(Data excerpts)

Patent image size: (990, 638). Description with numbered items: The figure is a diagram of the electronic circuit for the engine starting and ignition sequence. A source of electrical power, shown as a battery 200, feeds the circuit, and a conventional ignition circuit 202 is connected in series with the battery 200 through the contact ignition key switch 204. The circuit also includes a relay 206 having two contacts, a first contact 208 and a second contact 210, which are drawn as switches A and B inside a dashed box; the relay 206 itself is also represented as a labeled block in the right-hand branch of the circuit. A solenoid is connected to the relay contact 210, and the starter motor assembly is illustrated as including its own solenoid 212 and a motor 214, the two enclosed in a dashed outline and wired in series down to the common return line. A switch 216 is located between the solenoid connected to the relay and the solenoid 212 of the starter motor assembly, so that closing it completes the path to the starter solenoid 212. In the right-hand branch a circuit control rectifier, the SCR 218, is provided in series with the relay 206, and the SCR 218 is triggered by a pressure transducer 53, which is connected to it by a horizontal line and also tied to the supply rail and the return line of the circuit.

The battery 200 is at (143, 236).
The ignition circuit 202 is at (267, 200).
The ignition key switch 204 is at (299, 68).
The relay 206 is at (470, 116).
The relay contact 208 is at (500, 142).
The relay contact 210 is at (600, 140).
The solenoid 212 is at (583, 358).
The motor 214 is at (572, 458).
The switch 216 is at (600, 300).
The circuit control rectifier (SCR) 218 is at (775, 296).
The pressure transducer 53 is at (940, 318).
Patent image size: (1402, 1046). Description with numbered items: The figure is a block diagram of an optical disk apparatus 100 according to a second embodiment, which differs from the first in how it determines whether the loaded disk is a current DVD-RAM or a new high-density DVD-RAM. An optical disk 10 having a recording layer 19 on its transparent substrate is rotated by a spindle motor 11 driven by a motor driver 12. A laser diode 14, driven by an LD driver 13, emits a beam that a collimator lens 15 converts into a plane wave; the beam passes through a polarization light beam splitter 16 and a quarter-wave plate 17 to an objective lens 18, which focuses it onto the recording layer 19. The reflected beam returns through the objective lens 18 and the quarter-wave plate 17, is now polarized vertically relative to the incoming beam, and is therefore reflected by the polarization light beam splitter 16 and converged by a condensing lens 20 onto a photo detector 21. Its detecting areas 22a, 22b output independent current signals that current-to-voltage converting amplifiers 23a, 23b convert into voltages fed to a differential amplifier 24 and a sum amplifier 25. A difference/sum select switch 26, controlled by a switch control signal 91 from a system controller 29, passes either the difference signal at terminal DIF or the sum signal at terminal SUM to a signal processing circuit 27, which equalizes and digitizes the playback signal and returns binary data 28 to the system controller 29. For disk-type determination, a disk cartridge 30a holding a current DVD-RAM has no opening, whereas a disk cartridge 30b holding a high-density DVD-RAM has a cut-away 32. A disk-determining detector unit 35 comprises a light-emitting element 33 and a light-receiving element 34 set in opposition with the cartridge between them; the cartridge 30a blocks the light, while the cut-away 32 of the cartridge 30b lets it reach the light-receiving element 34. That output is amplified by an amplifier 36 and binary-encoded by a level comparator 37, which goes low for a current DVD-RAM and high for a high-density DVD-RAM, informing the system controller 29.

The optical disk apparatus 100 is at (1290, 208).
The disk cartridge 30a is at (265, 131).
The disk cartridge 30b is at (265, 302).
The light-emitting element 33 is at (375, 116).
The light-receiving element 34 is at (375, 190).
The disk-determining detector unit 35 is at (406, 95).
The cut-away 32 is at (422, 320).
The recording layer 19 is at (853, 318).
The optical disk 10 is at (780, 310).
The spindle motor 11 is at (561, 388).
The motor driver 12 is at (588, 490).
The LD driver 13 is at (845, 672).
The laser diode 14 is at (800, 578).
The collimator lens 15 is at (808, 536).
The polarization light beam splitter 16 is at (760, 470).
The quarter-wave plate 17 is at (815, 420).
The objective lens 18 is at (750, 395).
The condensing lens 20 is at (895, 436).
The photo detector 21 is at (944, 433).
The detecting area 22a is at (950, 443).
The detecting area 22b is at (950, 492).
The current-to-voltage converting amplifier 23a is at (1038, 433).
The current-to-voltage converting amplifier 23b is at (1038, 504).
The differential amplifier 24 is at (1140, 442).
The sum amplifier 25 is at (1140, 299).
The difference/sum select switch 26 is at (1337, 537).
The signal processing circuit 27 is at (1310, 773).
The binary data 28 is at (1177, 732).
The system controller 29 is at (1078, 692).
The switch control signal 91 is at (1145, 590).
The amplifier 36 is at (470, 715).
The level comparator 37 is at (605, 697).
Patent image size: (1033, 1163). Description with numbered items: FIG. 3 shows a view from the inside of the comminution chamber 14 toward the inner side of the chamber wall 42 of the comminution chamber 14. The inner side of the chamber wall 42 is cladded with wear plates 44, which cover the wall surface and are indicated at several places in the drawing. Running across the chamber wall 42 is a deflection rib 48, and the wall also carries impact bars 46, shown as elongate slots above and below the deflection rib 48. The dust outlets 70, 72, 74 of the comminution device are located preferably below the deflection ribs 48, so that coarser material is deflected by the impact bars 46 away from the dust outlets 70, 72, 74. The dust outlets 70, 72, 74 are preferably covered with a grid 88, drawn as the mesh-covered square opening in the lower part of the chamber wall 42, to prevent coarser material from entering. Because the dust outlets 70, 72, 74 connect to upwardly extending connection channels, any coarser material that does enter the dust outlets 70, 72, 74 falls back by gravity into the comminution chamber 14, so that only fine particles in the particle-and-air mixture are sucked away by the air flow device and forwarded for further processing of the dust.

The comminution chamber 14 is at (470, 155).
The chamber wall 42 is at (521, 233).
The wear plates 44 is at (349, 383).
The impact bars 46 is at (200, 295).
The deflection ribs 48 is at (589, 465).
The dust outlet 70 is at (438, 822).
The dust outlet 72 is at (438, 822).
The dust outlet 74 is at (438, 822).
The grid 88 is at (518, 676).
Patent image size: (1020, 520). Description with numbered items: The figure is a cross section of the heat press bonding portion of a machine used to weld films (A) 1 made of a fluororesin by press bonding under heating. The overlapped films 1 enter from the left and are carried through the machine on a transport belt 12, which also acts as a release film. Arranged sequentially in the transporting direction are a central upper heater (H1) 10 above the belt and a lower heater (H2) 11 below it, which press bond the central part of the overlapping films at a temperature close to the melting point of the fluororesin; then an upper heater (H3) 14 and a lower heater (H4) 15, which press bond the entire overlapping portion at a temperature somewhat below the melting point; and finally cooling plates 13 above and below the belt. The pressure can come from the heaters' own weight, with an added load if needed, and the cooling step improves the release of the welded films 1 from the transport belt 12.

* WRITTEN EXERCISE
Reproduce every line of the listing above word for word, changing nothing.

* SOLVED PROBLEM
Patent image size: (990, 638). Description with numbered items: The figure is a diagram of the electronic circuit for the engine starting and ignition sequence. A source of electrical power, shown as a battery 200, feeds the circuit, and a conventional ignition circuit 202 is connected in series with the battery 200 through the contact ignition key switch 204. The circuit also includes a relay 206 having two contacts, a first contact 208 and a second contact 210, which are drawn as switches A and B inside a dashed box; the relay 206 itself is also represented as a labeled block in the right-hand branch of the circuit. A solenoid is connected to the relay contact 210, and the starter motor assembly is illustrated as including its own solenoid 212 and a motor 214, the two enclosed in a dashed outline and wired in series down to the common return line. A switch 216 is located between the solenoid connected to the relay and the solenoid 212 of the starter motor assembly, so that closing it completes the path to the starter solenoid 212. In the right-hand branch a circuit control rectifier, the SCR 218, is provided in series with the relay 206, and the SCR 218 is triggered by a pressure transducer 53, which is connected to it by a horizontal line and also tied to the supply rail and the return line of the circuit.

The battery 200 is at (143, 236).
The ignition circuit 202 is at (267, 200).
The ignition key switch 204 is at (299, 68).
The relay 206 is at (470, 116).
The relay contact 208 is at (500, 142).
The relay contact 210 is at (600, 140).
The solenoid 212 is at (583, 358).
The motor 214 is at (572, 458).
The switch 216 is at (600, 300).
The circuit control rectifier (SCR) 218 is at (775, 296).
The pressure transducer 53 is at (940, 318).
Patent image size: (1402, 1046). Description with numbered items: The figure is a block diagram of an optical disk apparatus 100 according to a second embodiment, which differs from the first in how it determines whether the loaded disk is a current DVD-RAM or a new high-density DVD-RAM. An optical disk 10 having a recording layer 19 on its transparent substrate is rotated by a spindle motor 11 driven by a motor driver 12. A laser diode 14, driven by an LD driver 13, emits a beam that a collimator lens 15 converts into a plane wave; the beam passes through a polarization light beam splitter 16 and a quarter-wave plate 17 to an objective lens 18, which focuses it onto the recording layer 19. The reflected beam returns through the objective lens 18 and the quarter-wave plate 17, is now polarized vertically relative to the incoming beam, and is therefore reflected by the polarization light beam splitter 16 and converged by a condensing lens 20 onto a photo detector 21. Its detecting areas 22a, 22b output independent current signals that current-to-voltage converting amplifiers 23a, 23b convert into voltages fed to a differential amplifier 24 and a sum amplifier 25. A difference/sum select switch 26, controlled by a switch control signal 91 from a system controller 29, passes either the difference signal at terminal DIF or the sum signal at terminal SUM to a signal processing circuit 27, which equalizes and digitizes the playback signal and returns binary data 28 to the system controller 29. For disk-type determination, a disk cartridge 30a holding a current DVD-RAM has no opening, whereas a disk cartridge 30b holding a high-density DVD-RAM has a cut-away 32. A disk-determining detector unit 35 comprises a light-emitting element 33 and a light-receiving element 34 set in opposition with the cartridge between them; the cartridge 30a blocks the light, while the cut-away 32 of the cartridge 30b lets it reach the light-receiving element 34. That output is amplified by an amplifier 36 and binary-encoded by a level comparator 37, which goes low for a current DVD-RAM and high for a high-density DVD-RAM, informing the system controller 29.

The optical disk apparatus 100 is at (1290, 208).
The disk cartridge 30a is at (265, 131).
The disk cartridge 30b is at (265, 302).
The light-emitting element 33 is at (375, 116).
The light-receiving element 34 is at (375, 190).
The disk-determining detector unit 35 is at (406, 95).
The cut-away 32 is at (422, 320).
The recording layer 19 is at (853, 318).
The optical disk 10 is at (780, 310).
The spindle motor 11 is at (561, 388).
The motor driver 12 is at (588, 490).
The LD driver 13 is at (845, 672).
The laser diode 14 is at (800, 578).
The collimator lens 15 is at (808, 536).
The polarization light beam splitter 16 is at (760, 470).
The quarter-wave plate 17 is at (815, 420).
The objective lens 18 is at (750, 395).
The condensing lens 20 is at (895, 436).
The photo detector 21 is at (944, 433).
The detecting area 22a is at (950, 443).
The detecting area 22b is at (950, 492).
The current-to-voltage converting amplifier 23a is at (1038, 433).
The current-to-voltage converting amplifier 23b is at (1038, 504).
The differential amplifier 24 is at (1140, 442).
The sum amplifier 25 is at (1140, 299).
The difference/sum select switch 26 is at (1337, 537).
The signal processing circuit 27 is at (1310, 773).
The binary data 28 is at (1177, 732).
The system controller 29 is at (1078, 692).
The switch control signal 91 is at (1145, 590).
The amplifier 36 is at (470, 715).
The level comparator 37 is at (605, 697).
Patent image size: (1033, 1163). Description with numbered items: FIG. 3 shows a view from the inside of the comminution chamber 14 toward the inner side of the chamber wall 42 of the comminution chamber 14. The inner side of the chamber wall 42 is cladded with wear plates 44, which cover the wall surface and are indicated at several places in the drawing. Running across the chamber wall 42 is a deflection rib 48, and the wall also carries impact bars 46, shown as elongate slots above and below the deflection rib 48. The dust outlets 70, 72, 74 of the comminution device are located preferably below the deflection ribs 48, so that coarser material is deflected by the impact bars 46 away from the dust outlets 70, 72, 74. The dust outlets 70, 72, 74 are preferably covered with a grid 88, drawn as the mesh-covered square opening in the lower part of the chamber wall 42, to prevent coarser material from entering. Because the dust outlets 70, 72, 74 connect to upwardly extending connection channels, any coarser material that does enter the dust outlets 70, 72, 74 falls back by gravity into the comminution chamber 14, so that only fine particles in the particle-and-air mixture are sucked away by the air flow device and forwarded for further processing of the dust.

The comminution chamber 14 is at (470, 155).
The chamber wall 42 is at (521, 233).
The wear plates 44 is at (349, 383).
The impact bars 46 is at (200, 295).
The deflection ribs 48 is at (589, 465).
The dust outlet 70 is at (438, 822).
The dust outlet 72 is at (438, 822).
The dust outlet 74 is at (438, 822).
The grid 88 is at (518, 676).
Patent image size: (1020, 520). Description with numbered items: The figure is a cross section of the heat press bonding portion of a machine used to weld films (A) 1 made of a fluororesin by press bonding under heating. The overlapped films 1 enter from the left and are carried through the machine on a transport belt 12, which also acts as a release film. Arranged sequentially in the transporting direction are a central upper heater (H1) 10 above the belt and a lower heater (H2) 11 below it, which press bond the central part of the overlapping films at a temperature close to the melting point of the fluororesin; then an upper heater (H3) 14 and a lower heater (H4) 15, which press bond the entire overlapping portion at a temperature somewhat below the melting point; and finally cooling plates 13 above and below the belt. The pressure can come from the heaters' own weight, with an added load if needed, and the cooling step improves the release of the welded films 1 from the transport belt 12.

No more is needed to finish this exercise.